===== Information given

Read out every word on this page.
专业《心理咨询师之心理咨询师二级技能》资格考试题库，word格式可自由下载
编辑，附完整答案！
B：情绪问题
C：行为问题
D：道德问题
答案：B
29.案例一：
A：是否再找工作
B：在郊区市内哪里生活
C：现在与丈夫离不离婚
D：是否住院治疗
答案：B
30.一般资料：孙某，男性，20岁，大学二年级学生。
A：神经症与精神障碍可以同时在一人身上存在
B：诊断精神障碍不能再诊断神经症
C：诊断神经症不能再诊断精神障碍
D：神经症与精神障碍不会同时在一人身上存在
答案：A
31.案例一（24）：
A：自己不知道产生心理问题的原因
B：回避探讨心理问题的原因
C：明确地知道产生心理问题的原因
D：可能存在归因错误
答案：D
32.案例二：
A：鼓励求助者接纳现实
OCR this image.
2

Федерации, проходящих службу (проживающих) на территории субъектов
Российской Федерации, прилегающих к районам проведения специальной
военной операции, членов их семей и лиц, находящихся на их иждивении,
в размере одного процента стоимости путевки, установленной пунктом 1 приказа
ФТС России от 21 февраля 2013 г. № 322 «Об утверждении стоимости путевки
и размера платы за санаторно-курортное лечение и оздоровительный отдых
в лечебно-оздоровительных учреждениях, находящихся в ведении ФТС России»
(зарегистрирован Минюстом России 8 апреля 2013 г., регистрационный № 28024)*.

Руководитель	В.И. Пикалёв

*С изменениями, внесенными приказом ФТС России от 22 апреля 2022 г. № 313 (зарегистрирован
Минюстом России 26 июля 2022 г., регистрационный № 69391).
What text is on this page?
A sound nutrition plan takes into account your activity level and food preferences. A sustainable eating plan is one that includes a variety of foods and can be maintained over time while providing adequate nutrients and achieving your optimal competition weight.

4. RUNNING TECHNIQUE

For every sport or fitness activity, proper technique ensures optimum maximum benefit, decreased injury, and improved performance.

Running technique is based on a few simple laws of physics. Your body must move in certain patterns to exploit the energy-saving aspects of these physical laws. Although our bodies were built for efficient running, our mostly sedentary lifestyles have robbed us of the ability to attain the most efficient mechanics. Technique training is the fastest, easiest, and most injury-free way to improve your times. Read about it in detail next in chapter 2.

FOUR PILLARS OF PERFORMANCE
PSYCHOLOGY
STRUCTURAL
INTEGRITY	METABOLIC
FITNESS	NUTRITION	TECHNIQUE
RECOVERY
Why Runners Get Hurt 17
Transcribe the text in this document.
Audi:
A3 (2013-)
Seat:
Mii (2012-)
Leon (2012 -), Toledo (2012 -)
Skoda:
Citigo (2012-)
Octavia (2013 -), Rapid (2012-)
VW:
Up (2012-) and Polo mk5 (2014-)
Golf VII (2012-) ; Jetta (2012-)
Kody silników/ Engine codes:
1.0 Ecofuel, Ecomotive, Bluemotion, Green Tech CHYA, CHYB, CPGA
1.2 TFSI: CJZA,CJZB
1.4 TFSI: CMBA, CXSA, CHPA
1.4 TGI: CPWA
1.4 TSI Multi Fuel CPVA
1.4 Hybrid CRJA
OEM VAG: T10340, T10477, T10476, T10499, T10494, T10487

==========

> [What is required] Every entry should be output exactly as written, please.

> [Result for this task]
Read out every word on this page.
专业《心理咨询师之心理咨询师二级技能》资格考试题库，word格式可自由下载
编辑，附完整答案！
B：情绪问题
C：行为问题
D：道德问题
答案：B
29.案例一：
A：是否再找工作
B：在郊区市内哪里生活
C：现在与丈夫离不离婚
D：是否住院治疗
答案：B
30.一般资料：孙某，男性，20岁，大学二年级学生。
A：神经症与精神障碍可以同时在一人身上存在
B：诊断精神障碍不能再诊断神经症
C：诊断神经症不能再诊断精神障碍
D：神经症与精神障碍不会同时在一人身上存在
答案：A
31.案例一（24）：
A：自己不知道产生心理问题的原因
B：回避探讨心理问题的原因
C：明确地知道产生心理问题的原因
D：可能存在归因错误
答案：D
32.案例二：
A：鼓励求助者接纳现实
OCR this image.
2

Федерации, проходящих службу (проживающих) на территории субъектов
Российской Федерации, прилегающих к районам проведения специальной
военной операции, членов их семей и лиц, находящихся на их иждивении,
в размере одного процента стоимости путевки, установленной пунктом 1 приказа
ФТС России от 21 февраля 2013 г. № 322 «Об утверждении стоимости путевки
и размера платы за санаторно-курортное лечение и оздоровительный отдых
в лечебно-оздоровительных учреждениях, находящихся в ведении ФТС России»
(зарегистрирован Минюстом России 8 апреля 2013 г., регистрационный № 28024)*.

Руководитель	В.И. Пикалёв

*С изменениями, внесенными приказом ФТС России от 22 апреля 2022 г. № 313 (зарегистрирован
Минюстом России 26 июля 2022 г., регистрационный № 69391).
What text is on this page?
A sound nutrition plan takes into account your activity level and food preferences. A sustainable eating plan is one that includes a variety of foods and can be maintained over time while providing adequate nutrients and achieving your optimal competition weight.

4. RUNNING TECHNIQUE

For every sport or fitness activity, proper technique ensures optimum maximum benefit, decreased injury, and improved performance.

Running technique is based on a few simple laws of physics. Your body must move in certain patterns to exploit the energy-saving aspects of these physical laws. Although our bodies were built for efficient running, our mostly sedentary lifestyles have robbed us of the ability to attain the most efficient mechanics. Technique training is the fastest, easiest, and most injury-free way to improve your times. Read about it in detail next in chapter 2.

FOUR PILLARS OF PERFORMANCE
PSYCHOLOGY
STRUCTURAL
INTEGRITY	METABOLIC
FITNESS	NUTRITION	TECHNIQUE
RECOVERY
Why Runners Get Hurt 17
Transcribe the text in this document.
Audi:
A3 (2013-)
Seat:
Mii (2012-)
Leon (2012 -), Toledo (2012 -)
Skoda:
Citigo (2012-)
Octavia (2013 -), Rapid (2012-)
VW:
Up (2012-) and Polo mk5 (2014-)
Golf VII (2012-) ; Jetta (2012-)
Kody silników/ Engine codes:
1.0 Ecofuel, Ecomotive, Bluemotion, Green Tech CHYA, CHYB, CPGA
1.2 TFSI: CJZA,CJZB
1.4 TFSI: CMBA, CXSA, CHPA
1.4 TGI: CPWA
1.4 TSI Multi Fuel CPVA
1.4 Hybrid CRJA
OEM VAG: T10340, T10477, T10476, T10499, T10494, T10487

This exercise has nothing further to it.